# [WHAT NEEDS TO BE DONE]
Check the listing below for lines that hold "type". How many are there? Please give only the number.

--- Start RECORDS FOR PROCESSING ---

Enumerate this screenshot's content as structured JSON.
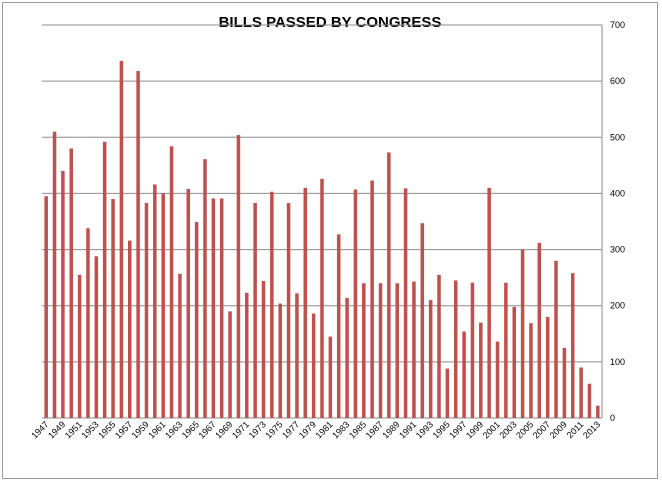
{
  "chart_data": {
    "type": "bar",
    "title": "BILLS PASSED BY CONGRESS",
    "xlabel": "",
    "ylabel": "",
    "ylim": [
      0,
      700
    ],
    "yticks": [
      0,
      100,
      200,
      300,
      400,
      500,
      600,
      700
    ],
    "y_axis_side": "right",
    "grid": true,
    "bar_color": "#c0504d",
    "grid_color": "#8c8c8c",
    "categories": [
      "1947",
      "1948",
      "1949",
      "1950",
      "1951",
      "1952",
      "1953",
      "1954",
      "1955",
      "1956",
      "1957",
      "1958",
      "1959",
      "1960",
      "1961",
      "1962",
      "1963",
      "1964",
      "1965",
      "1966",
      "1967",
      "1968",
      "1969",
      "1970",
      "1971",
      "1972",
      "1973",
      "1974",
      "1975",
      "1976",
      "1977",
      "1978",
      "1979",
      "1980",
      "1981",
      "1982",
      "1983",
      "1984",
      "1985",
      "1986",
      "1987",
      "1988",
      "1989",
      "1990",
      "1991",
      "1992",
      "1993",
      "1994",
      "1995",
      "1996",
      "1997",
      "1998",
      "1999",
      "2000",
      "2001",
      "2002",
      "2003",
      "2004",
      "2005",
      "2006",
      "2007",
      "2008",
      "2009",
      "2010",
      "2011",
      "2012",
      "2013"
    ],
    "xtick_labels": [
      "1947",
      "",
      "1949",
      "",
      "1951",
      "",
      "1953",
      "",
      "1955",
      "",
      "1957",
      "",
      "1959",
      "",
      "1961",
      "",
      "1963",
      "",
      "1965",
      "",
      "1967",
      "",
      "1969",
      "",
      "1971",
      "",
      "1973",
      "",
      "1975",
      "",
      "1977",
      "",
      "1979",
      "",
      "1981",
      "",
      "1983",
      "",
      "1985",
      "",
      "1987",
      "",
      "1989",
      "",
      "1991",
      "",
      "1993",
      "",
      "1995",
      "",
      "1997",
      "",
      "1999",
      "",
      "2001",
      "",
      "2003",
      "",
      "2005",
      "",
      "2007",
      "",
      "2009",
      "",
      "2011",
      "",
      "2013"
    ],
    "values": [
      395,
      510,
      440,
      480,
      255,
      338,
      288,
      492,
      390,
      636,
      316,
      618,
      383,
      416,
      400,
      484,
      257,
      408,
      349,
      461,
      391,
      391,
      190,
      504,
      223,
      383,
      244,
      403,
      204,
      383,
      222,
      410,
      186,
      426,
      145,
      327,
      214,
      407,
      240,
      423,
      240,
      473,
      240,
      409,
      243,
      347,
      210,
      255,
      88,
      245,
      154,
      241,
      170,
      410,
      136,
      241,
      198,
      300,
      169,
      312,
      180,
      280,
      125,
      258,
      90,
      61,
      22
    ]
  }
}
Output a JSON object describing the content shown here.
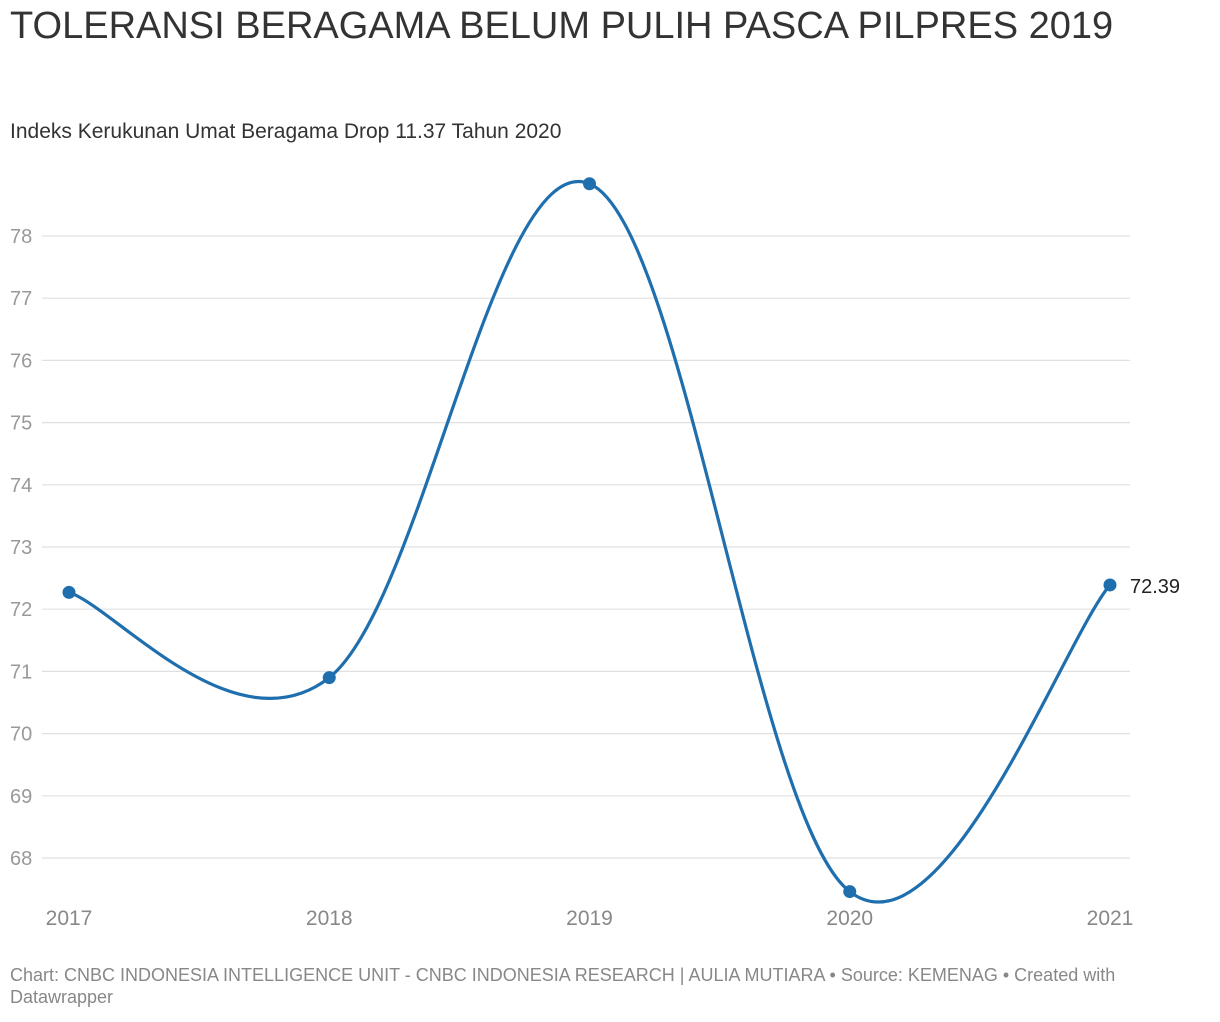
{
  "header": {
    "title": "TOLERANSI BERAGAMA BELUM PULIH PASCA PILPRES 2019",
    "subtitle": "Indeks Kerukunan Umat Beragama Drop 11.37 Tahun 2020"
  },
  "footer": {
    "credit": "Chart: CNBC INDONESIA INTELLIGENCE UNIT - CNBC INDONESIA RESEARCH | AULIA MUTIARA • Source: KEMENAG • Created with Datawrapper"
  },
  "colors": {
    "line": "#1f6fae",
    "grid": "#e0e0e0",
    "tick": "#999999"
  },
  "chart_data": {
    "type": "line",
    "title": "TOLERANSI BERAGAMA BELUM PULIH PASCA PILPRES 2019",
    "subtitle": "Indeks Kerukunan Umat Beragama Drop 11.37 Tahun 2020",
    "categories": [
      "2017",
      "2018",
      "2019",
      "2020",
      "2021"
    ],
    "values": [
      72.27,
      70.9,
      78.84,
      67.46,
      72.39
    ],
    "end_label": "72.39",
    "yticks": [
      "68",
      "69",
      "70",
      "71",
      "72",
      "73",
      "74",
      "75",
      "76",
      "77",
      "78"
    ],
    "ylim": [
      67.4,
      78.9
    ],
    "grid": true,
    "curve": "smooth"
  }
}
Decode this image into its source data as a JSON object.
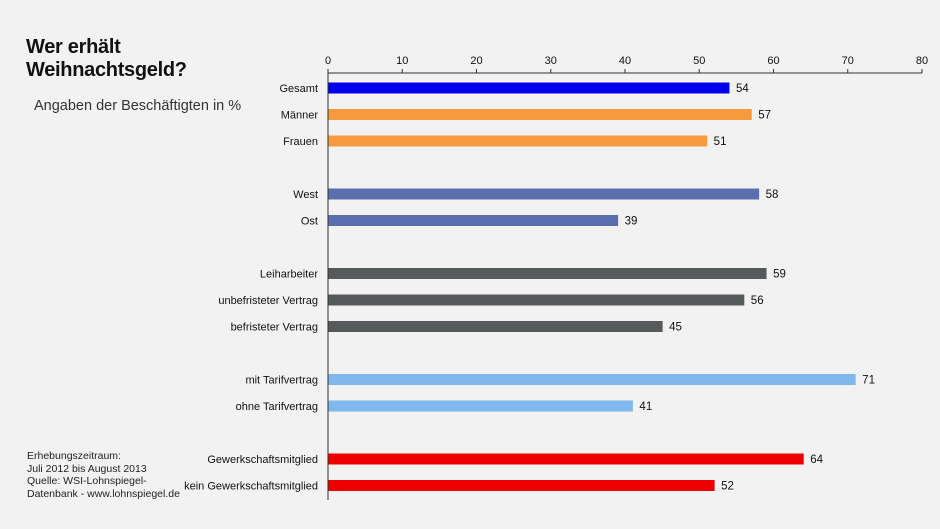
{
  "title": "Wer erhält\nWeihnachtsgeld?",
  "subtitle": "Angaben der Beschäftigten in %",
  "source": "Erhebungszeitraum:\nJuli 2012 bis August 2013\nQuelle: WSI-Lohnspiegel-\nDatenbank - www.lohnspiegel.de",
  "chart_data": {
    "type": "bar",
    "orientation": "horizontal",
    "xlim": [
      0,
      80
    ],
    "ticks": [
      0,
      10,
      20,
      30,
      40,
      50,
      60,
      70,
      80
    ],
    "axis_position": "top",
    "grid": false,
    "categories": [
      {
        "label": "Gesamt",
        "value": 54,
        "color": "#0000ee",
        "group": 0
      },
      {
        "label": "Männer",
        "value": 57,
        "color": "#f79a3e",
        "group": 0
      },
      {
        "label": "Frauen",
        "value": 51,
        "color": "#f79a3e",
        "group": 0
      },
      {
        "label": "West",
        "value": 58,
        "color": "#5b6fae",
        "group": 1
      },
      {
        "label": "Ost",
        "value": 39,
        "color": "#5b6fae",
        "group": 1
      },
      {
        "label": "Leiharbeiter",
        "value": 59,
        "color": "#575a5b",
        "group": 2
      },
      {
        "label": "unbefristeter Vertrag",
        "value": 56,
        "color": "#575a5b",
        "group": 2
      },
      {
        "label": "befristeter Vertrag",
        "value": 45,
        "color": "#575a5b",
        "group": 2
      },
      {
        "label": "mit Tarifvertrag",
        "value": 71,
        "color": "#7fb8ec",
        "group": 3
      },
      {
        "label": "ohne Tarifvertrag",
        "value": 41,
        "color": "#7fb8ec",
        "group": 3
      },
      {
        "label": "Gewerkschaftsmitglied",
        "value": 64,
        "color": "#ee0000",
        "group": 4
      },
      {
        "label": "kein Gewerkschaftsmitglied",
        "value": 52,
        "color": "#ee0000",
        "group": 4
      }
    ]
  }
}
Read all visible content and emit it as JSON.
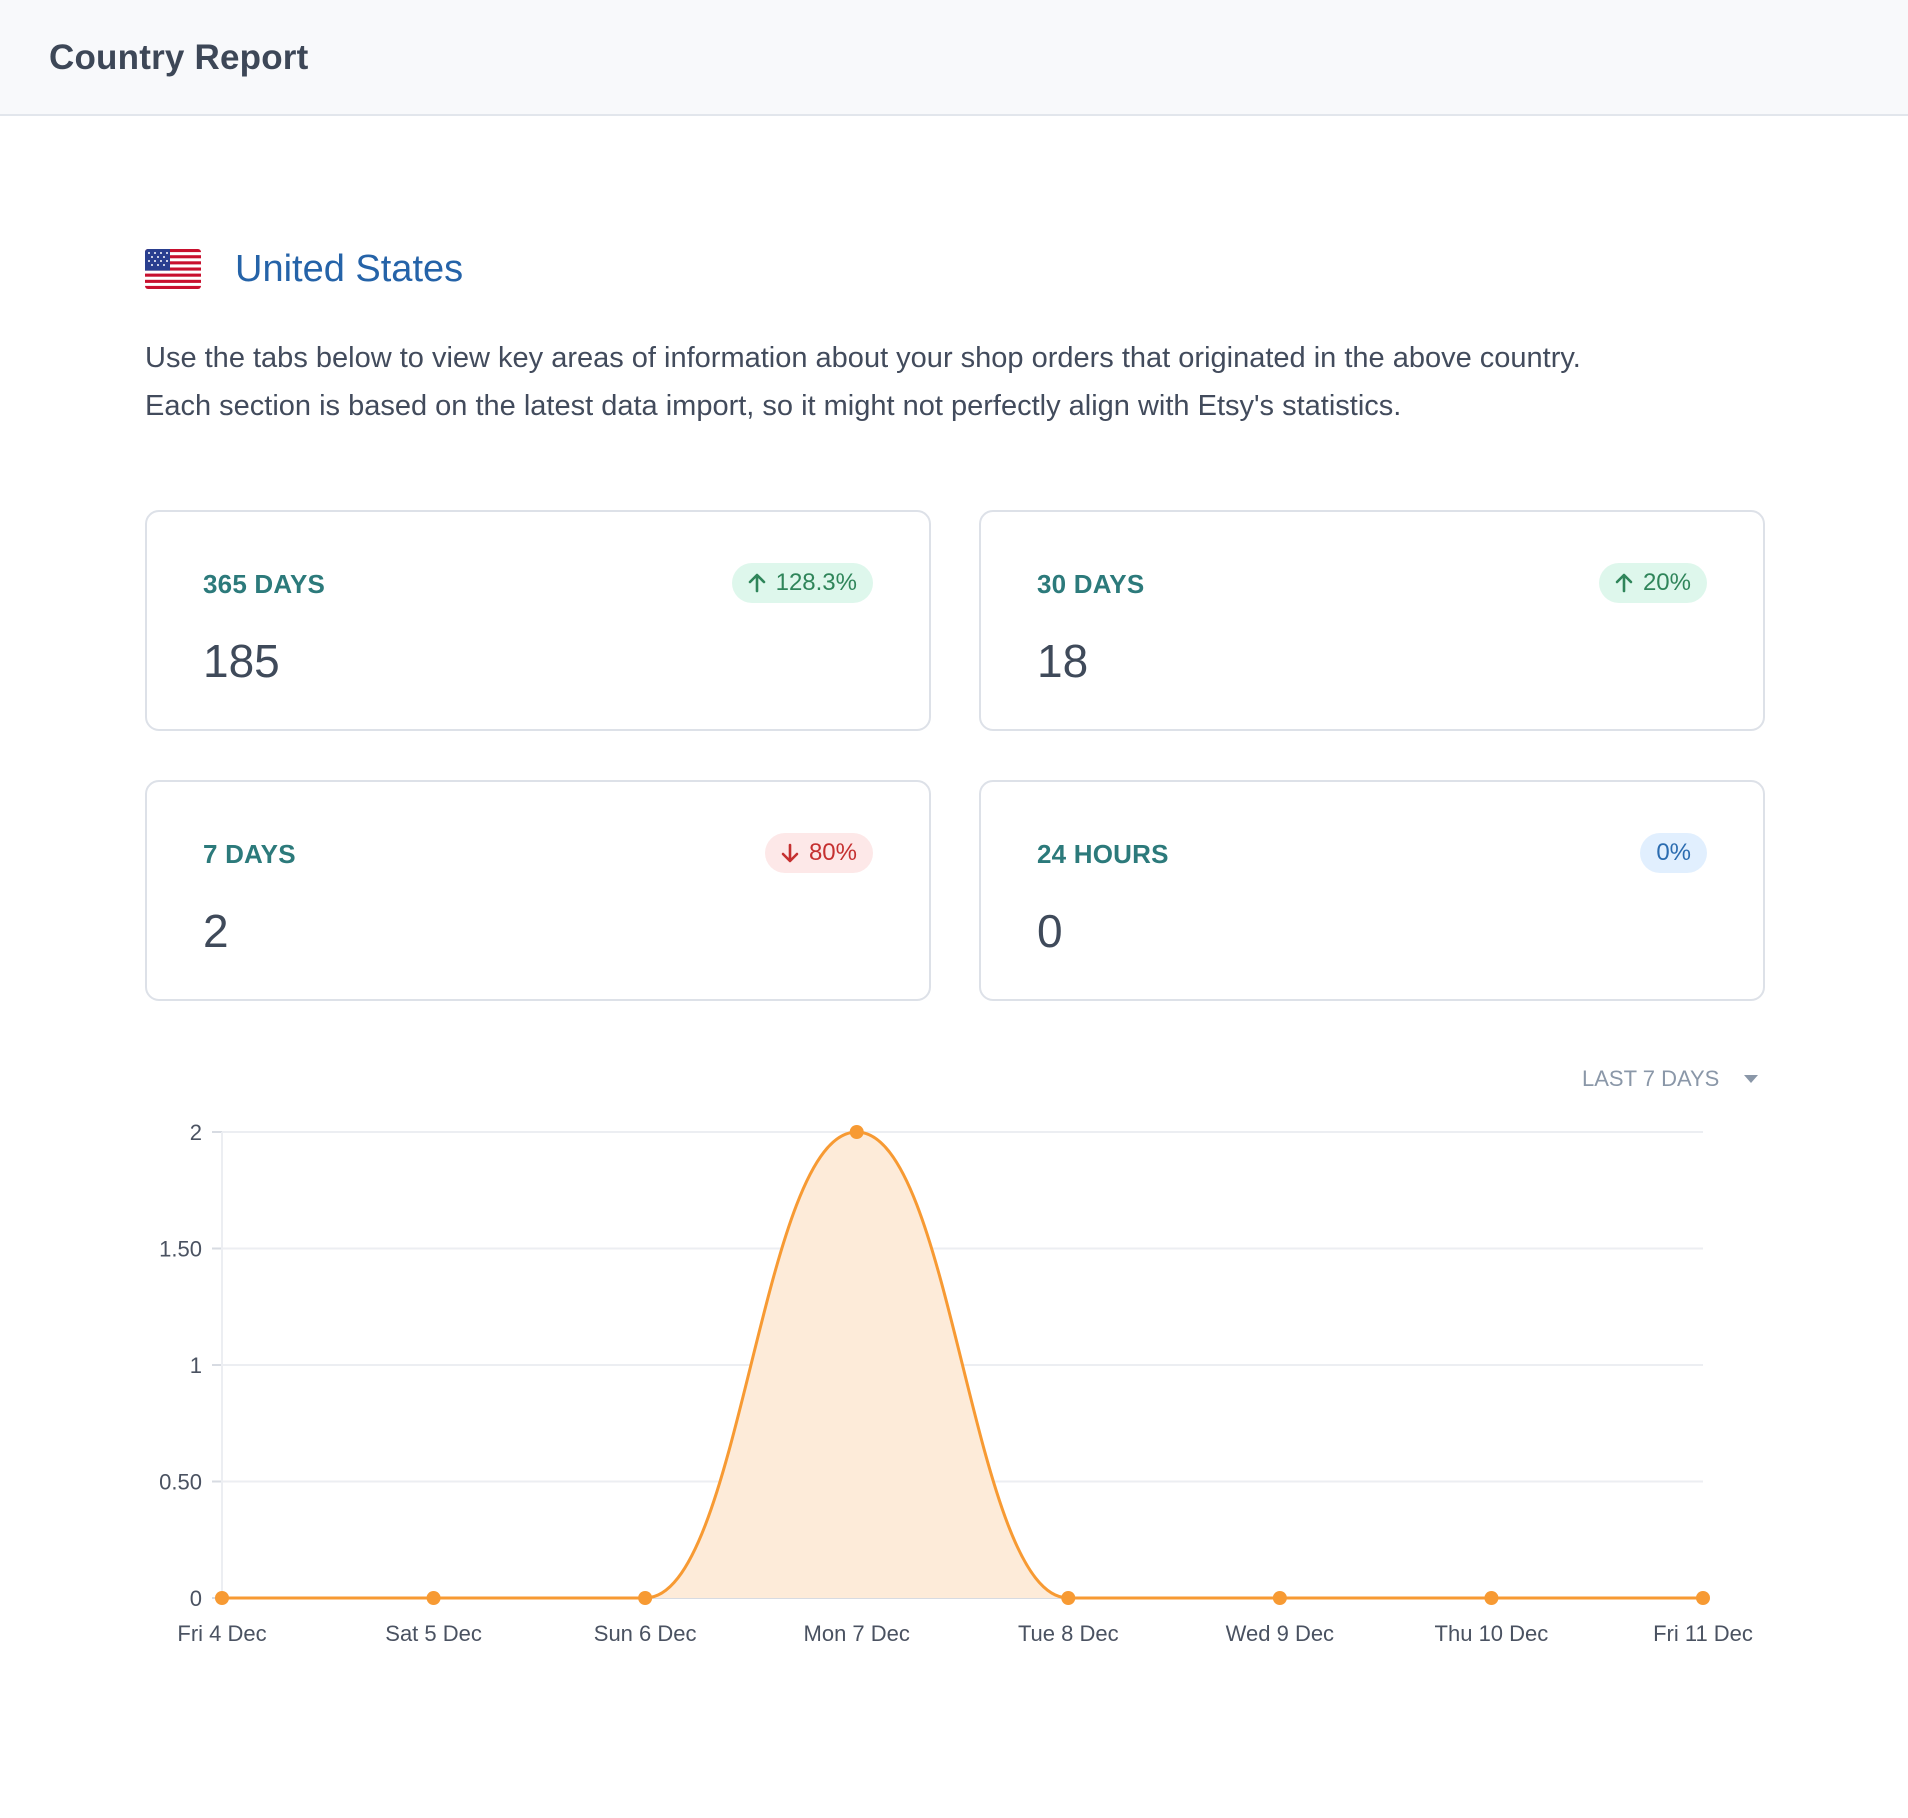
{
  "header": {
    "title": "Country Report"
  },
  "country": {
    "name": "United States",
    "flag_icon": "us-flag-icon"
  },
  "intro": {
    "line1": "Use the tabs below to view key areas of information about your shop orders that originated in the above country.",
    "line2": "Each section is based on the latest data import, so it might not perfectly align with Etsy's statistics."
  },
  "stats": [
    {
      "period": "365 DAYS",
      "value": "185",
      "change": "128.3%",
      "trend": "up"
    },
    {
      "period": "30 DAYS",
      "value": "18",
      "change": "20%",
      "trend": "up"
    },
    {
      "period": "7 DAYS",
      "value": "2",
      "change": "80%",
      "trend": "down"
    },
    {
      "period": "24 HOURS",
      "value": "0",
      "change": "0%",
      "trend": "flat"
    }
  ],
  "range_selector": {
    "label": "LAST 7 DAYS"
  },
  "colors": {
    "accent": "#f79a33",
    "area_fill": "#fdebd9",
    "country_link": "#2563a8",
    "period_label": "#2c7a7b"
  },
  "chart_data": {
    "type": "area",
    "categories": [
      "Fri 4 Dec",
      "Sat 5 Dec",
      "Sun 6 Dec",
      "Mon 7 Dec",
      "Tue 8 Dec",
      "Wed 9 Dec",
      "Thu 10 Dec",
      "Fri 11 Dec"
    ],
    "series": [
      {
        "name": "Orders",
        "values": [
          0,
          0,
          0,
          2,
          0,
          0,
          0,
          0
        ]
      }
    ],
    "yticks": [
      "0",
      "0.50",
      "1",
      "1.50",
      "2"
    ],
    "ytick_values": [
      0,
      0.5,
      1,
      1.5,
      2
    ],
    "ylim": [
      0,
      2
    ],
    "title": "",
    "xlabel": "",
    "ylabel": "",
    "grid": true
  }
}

--- End RECORDS FOR PROCESSING ---

# [ANSWER TO THIS PROBLEM]
4